(begin)
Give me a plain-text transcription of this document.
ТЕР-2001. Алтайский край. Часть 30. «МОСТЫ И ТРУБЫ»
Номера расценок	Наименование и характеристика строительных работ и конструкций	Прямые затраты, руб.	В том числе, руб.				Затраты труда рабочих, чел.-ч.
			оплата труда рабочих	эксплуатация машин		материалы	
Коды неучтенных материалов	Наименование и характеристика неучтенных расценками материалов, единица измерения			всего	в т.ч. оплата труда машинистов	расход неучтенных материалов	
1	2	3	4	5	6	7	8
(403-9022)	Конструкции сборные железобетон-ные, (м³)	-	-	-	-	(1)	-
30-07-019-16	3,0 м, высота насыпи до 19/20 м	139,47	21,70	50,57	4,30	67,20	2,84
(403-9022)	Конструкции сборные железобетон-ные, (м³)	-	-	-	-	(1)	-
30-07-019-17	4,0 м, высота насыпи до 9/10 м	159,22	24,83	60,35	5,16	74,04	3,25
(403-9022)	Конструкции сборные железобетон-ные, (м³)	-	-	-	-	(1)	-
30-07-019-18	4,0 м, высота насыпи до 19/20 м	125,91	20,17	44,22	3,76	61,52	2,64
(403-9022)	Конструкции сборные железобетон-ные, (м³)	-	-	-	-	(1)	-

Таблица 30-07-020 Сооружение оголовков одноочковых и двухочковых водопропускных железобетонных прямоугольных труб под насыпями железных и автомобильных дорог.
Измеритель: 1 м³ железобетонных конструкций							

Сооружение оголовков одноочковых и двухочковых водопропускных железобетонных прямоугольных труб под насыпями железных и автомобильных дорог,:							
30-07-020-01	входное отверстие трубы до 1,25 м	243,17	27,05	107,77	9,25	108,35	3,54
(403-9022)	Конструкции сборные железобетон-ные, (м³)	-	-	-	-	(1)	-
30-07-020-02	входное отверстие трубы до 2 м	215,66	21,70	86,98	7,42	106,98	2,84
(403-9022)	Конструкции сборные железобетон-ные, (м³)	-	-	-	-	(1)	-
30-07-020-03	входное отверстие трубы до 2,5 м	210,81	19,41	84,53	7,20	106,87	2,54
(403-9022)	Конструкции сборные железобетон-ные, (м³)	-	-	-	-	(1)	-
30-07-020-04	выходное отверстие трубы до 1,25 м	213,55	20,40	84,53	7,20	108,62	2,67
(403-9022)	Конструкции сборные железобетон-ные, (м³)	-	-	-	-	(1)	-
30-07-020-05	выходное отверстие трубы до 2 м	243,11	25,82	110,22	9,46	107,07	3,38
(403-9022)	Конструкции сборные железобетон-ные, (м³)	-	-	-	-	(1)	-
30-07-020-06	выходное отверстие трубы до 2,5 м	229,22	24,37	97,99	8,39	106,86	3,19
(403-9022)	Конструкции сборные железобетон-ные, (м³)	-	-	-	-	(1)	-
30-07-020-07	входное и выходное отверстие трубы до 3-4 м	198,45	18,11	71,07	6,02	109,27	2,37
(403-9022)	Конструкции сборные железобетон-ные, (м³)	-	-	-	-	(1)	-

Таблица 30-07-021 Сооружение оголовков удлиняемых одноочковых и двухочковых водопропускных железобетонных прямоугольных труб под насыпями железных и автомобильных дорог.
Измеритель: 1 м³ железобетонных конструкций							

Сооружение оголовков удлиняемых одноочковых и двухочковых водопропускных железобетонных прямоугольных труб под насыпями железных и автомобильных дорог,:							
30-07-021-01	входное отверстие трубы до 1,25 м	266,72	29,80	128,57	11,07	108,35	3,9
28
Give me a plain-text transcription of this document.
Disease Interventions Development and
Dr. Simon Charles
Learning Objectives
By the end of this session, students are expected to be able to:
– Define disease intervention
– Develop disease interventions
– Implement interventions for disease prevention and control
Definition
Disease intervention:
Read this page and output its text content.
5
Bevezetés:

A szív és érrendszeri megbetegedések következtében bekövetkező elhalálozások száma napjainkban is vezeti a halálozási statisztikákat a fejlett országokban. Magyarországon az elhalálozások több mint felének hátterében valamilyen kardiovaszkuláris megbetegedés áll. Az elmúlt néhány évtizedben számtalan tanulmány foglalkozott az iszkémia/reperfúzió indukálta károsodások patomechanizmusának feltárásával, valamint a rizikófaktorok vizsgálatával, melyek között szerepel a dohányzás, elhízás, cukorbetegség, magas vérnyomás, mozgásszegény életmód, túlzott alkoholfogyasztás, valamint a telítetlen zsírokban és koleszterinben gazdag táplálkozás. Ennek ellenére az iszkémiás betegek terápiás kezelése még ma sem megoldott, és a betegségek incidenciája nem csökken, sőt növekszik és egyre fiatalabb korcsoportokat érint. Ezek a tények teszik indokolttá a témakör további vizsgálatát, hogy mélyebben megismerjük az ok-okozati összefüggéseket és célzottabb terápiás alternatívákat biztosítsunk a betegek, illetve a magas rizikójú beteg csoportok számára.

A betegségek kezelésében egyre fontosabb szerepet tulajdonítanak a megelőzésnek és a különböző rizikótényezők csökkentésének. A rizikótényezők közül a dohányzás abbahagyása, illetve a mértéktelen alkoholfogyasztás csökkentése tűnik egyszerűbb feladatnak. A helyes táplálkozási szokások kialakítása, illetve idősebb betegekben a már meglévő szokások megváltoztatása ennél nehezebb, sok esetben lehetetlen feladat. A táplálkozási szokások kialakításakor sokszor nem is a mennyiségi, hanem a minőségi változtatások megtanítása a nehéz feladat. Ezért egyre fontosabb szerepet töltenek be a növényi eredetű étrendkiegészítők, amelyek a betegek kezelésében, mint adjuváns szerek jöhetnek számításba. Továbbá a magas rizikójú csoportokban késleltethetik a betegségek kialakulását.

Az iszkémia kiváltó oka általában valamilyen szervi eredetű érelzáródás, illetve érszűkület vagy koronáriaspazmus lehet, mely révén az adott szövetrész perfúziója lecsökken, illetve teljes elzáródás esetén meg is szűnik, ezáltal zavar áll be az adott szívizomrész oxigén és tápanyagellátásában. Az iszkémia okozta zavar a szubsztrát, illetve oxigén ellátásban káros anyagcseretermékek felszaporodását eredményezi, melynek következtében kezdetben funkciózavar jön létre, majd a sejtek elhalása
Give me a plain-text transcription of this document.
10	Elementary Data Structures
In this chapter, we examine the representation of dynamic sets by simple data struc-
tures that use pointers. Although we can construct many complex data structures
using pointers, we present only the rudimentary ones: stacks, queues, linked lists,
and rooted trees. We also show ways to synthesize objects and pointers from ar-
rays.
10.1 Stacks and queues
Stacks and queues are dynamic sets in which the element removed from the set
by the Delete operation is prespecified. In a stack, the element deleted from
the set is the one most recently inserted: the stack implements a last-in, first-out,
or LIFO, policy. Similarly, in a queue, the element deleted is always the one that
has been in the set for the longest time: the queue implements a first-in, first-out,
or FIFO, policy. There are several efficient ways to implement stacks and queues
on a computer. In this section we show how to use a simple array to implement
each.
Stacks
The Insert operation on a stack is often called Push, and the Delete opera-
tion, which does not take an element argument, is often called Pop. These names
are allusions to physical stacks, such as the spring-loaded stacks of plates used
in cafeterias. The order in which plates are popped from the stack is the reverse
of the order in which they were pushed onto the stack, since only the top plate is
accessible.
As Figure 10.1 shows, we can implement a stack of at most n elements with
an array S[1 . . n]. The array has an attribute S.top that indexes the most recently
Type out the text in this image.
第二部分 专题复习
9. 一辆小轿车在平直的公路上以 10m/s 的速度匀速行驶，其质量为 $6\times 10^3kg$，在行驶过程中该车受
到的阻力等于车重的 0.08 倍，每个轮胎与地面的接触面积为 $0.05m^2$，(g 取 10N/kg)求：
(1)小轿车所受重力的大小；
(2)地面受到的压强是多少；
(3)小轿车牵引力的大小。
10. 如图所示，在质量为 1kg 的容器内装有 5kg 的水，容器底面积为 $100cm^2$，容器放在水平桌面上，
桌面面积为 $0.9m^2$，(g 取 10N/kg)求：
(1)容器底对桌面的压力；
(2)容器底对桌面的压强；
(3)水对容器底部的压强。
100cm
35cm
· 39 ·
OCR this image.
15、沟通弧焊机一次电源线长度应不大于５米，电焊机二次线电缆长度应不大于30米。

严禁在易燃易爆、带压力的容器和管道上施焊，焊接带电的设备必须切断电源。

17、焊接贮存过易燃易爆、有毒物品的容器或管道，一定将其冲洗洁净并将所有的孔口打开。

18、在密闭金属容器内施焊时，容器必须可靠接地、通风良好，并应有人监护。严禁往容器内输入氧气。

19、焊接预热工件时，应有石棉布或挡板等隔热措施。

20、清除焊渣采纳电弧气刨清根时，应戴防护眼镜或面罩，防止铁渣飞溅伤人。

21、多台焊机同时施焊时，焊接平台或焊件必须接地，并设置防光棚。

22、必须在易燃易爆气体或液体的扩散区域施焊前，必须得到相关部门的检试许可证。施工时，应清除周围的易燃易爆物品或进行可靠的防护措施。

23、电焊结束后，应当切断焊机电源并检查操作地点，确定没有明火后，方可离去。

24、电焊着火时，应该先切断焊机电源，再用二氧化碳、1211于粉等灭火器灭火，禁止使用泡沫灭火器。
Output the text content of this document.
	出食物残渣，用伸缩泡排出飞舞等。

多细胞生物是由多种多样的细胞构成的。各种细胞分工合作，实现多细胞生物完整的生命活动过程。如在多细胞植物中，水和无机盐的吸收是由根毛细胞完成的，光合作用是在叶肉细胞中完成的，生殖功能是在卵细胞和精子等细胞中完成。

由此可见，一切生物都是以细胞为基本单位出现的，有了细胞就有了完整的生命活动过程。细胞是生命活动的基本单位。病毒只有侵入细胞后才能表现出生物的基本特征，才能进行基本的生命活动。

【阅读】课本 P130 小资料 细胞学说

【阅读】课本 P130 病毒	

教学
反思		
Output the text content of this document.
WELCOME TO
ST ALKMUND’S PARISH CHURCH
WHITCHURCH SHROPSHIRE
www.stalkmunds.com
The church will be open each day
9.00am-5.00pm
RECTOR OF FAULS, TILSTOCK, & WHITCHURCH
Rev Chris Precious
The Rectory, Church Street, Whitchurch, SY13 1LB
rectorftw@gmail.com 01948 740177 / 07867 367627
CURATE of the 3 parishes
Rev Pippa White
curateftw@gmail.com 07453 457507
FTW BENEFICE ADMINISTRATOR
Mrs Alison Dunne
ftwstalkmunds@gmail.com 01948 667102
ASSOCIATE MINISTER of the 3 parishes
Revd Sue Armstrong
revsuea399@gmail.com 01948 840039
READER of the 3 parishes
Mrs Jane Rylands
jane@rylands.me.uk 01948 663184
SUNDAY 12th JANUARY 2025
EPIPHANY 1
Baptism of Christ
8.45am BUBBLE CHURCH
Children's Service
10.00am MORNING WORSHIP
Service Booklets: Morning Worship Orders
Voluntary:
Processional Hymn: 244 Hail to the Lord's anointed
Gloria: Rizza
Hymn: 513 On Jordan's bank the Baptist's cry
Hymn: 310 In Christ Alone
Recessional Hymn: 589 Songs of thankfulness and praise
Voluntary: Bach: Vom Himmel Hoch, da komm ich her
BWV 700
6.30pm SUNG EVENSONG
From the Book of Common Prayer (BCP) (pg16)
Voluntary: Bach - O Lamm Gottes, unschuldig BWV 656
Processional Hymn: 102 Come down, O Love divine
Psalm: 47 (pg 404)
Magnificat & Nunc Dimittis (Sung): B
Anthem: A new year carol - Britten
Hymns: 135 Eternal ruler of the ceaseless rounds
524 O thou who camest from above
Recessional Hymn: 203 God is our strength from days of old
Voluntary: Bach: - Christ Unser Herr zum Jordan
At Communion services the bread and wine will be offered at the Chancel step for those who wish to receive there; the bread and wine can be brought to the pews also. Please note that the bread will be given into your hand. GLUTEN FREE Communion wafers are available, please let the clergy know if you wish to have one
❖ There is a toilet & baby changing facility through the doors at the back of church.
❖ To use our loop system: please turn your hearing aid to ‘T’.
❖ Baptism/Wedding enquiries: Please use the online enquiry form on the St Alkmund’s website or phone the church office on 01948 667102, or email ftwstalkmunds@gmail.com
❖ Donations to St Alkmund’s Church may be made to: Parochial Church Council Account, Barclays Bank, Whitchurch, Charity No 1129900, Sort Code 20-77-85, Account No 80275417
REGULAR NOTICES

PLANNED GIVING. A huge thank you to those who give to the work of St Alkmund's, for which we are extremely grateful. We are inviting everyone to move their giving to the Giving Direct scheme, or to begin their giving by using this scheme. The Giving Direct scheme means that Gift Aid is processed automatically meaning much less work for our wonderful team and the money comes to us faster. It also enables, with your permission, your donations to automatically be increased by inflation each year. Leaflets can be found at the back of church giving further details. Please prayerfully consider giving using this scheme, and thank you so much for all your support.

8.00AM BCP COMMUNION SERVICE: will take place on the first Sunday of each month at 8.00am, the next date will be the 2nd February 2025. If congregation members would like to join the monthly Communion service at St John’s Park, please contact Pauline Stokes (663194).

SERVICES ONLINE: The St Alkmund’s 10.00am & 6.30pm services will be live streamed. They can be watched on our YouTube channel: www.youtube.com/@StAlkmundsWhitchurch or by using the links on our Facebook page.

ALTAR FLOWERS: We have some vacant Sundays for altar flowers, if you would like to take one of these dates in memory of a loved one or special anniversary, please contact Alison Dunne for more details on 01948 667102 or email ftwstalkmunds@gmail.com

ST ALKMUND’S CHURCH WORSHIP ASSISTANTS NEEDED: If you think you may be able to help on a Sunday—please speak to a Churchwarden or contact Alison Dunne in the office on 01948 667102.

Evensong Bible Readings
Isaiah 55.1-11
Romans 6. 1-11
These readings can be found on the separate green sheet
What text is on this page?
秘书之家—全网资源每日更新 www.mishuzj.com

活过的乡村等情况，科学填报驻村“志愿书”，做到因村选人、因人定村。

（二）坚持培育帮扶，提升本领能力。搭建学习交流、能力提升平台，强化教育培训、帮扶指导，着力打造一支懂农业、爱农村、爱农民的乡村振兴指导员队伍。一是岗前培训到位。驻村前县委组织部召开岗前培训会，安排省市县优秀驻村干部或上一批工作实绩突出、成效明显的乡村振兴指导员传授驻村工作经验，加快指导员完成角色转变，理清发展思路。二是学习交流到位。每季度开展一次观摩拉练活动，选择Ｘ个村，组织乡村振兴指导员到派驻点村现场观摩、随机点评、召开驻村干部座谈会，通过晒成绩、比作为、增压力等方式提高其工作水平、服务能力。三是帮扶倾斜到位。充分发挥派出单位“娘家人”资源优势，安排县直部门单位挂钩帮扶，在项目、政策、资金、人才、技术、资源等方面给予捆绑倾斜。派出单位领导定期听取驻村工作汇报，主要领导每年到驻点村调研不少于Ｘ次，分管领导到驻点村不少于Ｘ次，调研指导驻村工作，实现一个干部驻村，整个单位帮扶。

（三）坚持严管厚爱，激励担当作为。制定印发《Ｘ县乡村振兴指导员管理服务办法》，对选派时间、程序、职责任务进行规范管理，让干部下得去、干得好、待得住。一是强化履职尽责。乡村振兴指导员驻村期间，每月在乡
(end)
From the line with "What text is on this page?" to the last line of the material, give every line again exactly, and only those lines.

THE OUTPUT:
What text is on this page?
秘书之家—全网资源每日更新 www.mishuzj.com

活过的乡村等情况，科学填报驻村“志愿书”，做到因村选人、因人定村。

（二）坚持培育帮扶，提升本领能力。搭建学习交流、能力提升平台，强化教育培训、帮扶指导，着力打造一支懂农业、爱农村、爱农民的乡村振兴指导员队伍。一是岗前培训到位。驻村前县委组织部召开岗前培训会，安排省市县优秀驻村干部或上一批工作实绩突出、成效明显的乡村振兴指导员传授驻村工作经验，加快指导员完成角色转变，理清发展思路。二是学习交流到位。每季度开展一次观摩拉练活动，选择Ｘ个村，组织乡村振兴指导员到派驻点村现场观摩、随机点评、召开驻村干部座谈会，通过晒成绩、比作为、增压力等方式提高其工作水平、服务能力。三是帮扶倾斜到位。充分发挥派出单位“娘家人”资源优势，安排县直部门单位挂钩帮扶，在项目、政策、资金、人才、技术、资源等方面给予捆绑倾斜。派出单位领导定期听取驻村工作汇报，主要领导每年到驻点村调研不少于Ｘ次，分管领导到驻点村不少于Ｘ次，调研指导驻村工作，实现一个干部驻村，整个单位帮扶。

（三）坚持严管厚爱，激励担当作为。制定印发《Ｘ县乡村振兴指导员管理服务办法》，对选派时间、程序、职责任务进行规范管理，让干部下得去、干得好、待得住。一是强化履职尽责。乡村振兴指导员驻村期间，每月在乡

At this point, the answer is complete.